YOUR TASK: Write the records out again, keeping each line exactly as it is.

[Dataset items]

####

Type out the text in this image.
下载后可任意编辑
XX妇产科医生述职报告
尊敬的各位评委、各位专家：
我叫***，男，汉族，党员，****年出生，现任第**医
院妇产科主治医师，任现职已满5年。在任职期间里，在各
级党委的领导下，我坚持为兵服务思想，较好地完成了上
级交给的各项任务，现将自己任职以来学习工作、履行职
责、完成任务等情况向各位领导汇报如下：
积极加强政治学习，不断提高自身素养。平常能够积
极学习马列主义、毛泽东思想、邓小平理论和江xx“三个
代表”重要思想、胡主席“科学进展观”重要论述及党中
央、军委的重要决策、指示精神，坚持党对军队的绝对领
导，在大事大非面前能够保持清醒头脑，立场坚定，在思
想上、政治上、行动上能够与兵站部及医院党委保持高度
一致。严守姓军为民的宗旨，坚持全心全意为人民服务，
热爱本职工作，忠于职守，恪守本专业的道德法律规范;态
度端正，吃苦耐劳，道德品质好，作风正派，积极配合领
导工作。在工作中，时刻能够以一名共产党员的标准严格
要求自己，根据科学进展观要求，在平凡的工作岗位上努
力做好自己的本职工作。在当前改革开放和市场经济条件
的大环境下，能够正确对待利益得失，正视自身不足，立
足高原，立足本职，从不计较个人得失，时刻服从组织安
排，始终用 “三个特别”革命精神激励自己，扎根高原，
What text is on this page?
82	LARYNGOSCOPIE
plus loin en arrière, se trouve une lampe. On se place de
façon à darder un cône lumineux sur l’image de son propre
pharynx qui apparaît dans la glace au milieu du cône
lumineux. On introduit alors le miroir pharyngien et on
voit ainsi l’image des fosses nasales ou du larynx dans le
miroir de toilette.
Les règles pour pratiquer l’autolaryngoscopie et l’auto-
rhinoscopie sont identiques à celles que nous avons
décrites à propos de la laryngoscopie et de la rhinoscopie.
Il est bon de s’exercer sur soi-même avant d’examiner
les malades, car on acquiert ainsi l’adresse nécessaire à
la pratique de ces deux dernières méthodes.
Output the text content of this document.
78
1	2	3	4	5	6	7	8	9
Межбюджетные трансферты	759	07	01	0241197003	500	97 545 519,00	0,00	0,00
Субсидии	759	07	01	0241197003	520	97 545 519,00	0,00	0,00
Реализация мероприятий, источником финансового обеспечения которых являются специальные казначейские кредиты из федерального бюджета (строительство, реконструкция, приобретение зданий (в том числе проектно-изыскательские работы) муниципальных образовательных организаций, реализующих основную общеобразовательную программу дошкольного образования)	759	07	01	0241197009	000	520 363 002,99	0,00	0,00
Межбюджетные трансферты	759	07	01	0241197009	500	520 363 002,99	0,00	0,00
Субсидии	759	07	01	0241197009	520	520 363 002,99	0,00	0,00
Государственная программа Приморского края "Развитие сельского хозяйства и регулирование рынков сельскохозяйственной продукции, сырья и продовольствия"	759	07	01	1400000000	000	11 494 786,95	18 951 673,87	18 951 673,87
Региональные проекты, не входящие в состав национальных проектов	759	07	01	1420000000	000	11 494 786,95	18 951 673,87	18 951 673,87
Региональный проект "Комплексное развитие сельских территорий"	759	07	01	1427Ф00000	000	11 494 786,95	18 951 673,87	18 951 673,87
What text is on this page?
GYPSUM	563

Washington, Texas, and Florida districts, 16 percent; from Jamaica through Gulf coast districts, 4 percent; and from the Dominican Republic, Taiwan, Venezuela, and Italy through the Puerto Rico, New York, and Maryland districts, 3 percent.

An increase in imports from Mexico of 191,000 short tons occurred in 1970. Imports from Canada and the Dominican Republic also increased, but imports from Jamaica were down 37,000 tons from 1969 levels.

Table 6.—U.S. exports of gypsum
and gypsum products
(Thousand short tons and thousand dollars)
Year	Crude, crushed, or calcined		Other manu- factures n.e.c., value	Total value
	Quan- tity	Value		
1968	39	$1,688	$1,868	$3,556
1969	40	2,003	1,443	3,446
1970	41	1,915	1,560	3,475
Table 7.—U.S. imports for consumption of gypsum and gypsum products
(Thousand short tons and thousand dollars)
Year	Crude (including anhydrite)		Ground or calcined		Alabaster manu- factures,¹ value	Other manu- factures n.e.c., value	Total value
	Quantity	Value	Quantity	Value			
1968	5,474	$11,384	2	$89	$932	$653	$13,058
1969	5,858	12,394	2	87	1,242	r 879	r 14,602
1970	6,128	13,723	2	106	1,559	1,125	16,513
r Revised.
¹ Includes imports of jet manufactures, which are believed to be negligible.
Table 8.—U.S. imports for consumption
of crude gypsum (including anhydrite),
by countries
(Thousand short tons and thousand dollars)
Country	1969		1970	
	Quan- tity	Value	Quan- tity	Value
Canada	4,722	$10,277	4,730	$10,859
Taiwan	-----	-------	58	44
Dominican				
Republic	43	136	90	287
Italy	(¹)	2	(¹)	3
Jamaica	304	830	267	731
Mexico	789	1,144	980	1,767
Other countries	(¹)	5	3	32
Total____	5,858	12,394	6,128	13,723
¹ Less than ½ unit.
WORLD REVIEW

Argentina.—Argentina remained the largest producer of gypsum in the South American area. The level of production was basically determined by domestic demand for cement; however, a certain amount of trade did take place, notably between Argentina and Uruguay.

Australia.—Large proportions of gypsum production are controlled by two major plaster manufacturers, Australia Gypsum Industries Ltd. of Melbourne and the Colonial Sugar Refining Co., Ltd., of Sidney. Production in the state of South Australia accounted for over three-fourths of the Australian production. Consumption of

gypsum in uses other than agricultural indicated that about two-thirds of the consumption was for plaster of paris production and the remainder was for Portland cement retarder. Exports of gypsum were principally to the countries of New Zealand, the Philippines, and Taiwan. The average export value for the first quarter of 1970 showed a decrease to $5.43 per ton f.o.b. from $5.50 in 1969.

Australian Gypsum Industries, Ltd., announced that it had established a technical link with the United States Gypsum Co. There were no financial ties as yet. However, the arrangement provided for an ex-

####

TASK OUTPUT:
Type out the text in this image.
下载后可任意编辑
XX妇产科医生述职报告
尊敬的各位评委、各位专家：
我叫***，男，汉族，党员，****年出生，现任第**医
院妇产科主治医师，任现职已满5年。在任职期间里，在各
级党委的领导下，我坚持为兵服务思想，较好地完成了上
级交给的各项任务，现将自己任职以来学习工作、履行职
责、完成任务等情况向各位领导汇报如下：
积极加强政治学习，不断提高自身素养。平常能够积
极学习马列主义、毛泽东思想、邓小平理论和江xx“三个
代表”重要思想、胡主席“科学进展观”重要论述及党中
央、军委的重要决策、指示精神，坚持党对军队的绝对领
导，在大事大非面前能够保持清醒头脑，立场坚定，在思
想上、政治上、行动上能够与兵站部及医院党委保持高度
一致。严守姓军为民的宗旨，坚持全心全意为人民服务，
热爱本职工作，忠于职守，恪守本专业的道德法律规范;态
度端正，吃苦耐劳，道德品质好，作风正派，积极配合领
导工作。在工作中，时刻能够以一名共产党员的标准严格
要求自己，根据科学进展观要求，在平凡的工作岗位上努
力做好自己的本职工作。在当前改革开放和市场经济条件
的大环境下，能够正确对待利益得失，正视自身不足，立
足高原，立足本职，从不计较个人得失，时刻服从组织安
排，始终用 “三个特别”革命精神激励自己，扎根高原，
What text is on this page?
82	LARYNGOSCOPIE
plus loin en arrière, se trouve une lampe. On se place de
façon à darder un cône lumineux sur l’image de son propre
pharynx qui apparaît dans la glace au milieu du cône
lumineux. On introduit alors le miroir pharyngien et on
voit ainsi l’image des fosses nasales ou du larynx dans le
miroir de toilette.
Les règles pour pratiquer l’autolaryngoscopie et l’auto-
rhinoscopie sont identiques à celles que nous avons
décrites à propos de la laryngoscopie et de la rhinoscopie.
Il est bon de s’exercer sur soi-même avant d’examiner
les malades, car on acquiert ainsi l’adresse nécessaire à
la pratique de ces deux dernières méthodes.
Output the text content of this document.
78
1	2	3	4	5	6	7	8	9
Межбюджетные трансферты	759	07	01	0241197003	500	97 545 519,00	0,00	0,00
Субсидии	759	07	01	0241197003	520	97 545 519,00	0,00	0,00
Реализация мероприятий, источником финансового обеспечения которых являются специальные казначейские кредиты из федерального бюджета (строительство, реконструкция, приобретение зданий (в том числе проектно-изыскательские работы) муниципальных образовательных организаций, реализующих основную общеобразовательную программу дошкольного образования)	759	07	01	0241197009	000	520 363 002,99	0,00	0,00
Межбюджетные трансферты	759	07	01	0241197009	500	520 363 002,99	0,00	0,00
Субсидии	759	07	01	0241197009	520	520 363 002,99	0,00	0,00
Государственная программа Приморского края "Развитие сельского хозяйства и регулирование рынков сельскохозяйственной продукции, сырья и продовольствия"	759	07	01	1400000000	000	11 494 786,95	18 951 673,87	18 951 673,87
Региональные проекты, не входящие в состав национальных проектов	759	07	01	1420000000	000	11 494 786,95	18 951 673,87	18 951 673,87
Региональный проект "Комплексное развитие сельских территорий"	759	07	01	1427Ф00000	000	11 494 786,95	18 951 673,87	18 951 673,87
What text is on this page?
GYPSUM	563

Washington, Texas, and Florida districts, 16 percent; from Jamaica through Gulf coast districts, 4 percent; and from the Dominican Republic, Taiwan, Venezuela, and Italy through the Puerto Rico, New York, and Maryland districts, 3 percent.

An increase in imports from Mexico of 191,000 short tons occurred in 1970. Imports from Canada and the Dominican Republic also increased, but imports from Jamaica were down 37,000 tons from 1969 levels.

Table 6.—U.S. exports of gypsum
and gypsum products
(Thousand short tons and thousand dollars)
Year	Crude, crushed, or calcined		Other manu- factures n.e.c., value	Total value
	Quan- tity	Value		
1968	39	$1,688	$1,868	$3,556
1969	40	2,003	1,443	3,446
1970	41	1,915	1,560	3,475
Table 7.—U.S. imports for consumption of gypsum and gypsum products
(Thousand short tons and thousand dollars)
Year	Crude (including anhydrite)		Ground or calcined		Alabaster manu- factures,¹ value	Other manu- factures n.e.c., value	Total value
	Quantity	Value	Quantity	Value			
1968	5,474	$11,384	2	$89	$932	$653	$13,058
1969	5,858	12,394	2	87	1,242	r 879	r 14,602
1970	6,128	13,723	2	106	1,559	1,125	16,513
r Revised.
¹ Includes imports of jet manufactures, which are believed to be negligible.
Table 8.—U.S. imports for consumption
of crude gypsum (including anhydrite),
by countries
(Thousand short tons and thousand dollars)
Country	1969		1970	
	Quan- tity	Value	Quan- tity	Value
Canada	4,722	$10,277	4,730	$10,859
Taiwan	-----	-------	58	44
Dominican				
Republic	43	136	90	287
Italy	(¹)	2	(¹)	3
Jamaica	304	830	267	731
Mexico	789	1,144	980	1,767
Other countries	(¹)	5	3	32
Total____	5,858	12,394	6,128	13,723
¹ Less than ½ unit.
WORLD REVIEW

Argentina.—Argentina remained the largest producer of gypsum in the South American area. The level of production was basically determined by domestic demand for cement; however, a certain amount of trade did take place, notably between Argentina and Uruguay.

Australia.—Large proportions of gypsum production are controlled by two major plaster manufacturers, Australia Gypsum Industries Ltd. of Melbourne and the Colonial Sugar Refining Co., Ltd., of Sidney. Production in the state of South Australia accounted for over three-fourths of the Australian production. Consumption of

gypsum in uses other than agricultural indicated that about two-thirds of the consumption was for plaster of paris production and the remainder was for Portland cement retarder. Exports of gypsum were principally to the countries of New Zealand, the Philippines, and Taiwan. The average export value for the first quarter of 1970 showed a decrease to $5.43 per ton f.o.b. from $5.50 in 1969.

Australian Gypsum Industries, Ltd., announced that it had established a technical link with the United States Gypsum Co. There were no financial ties as yet. However, the arrangement provided for an ex-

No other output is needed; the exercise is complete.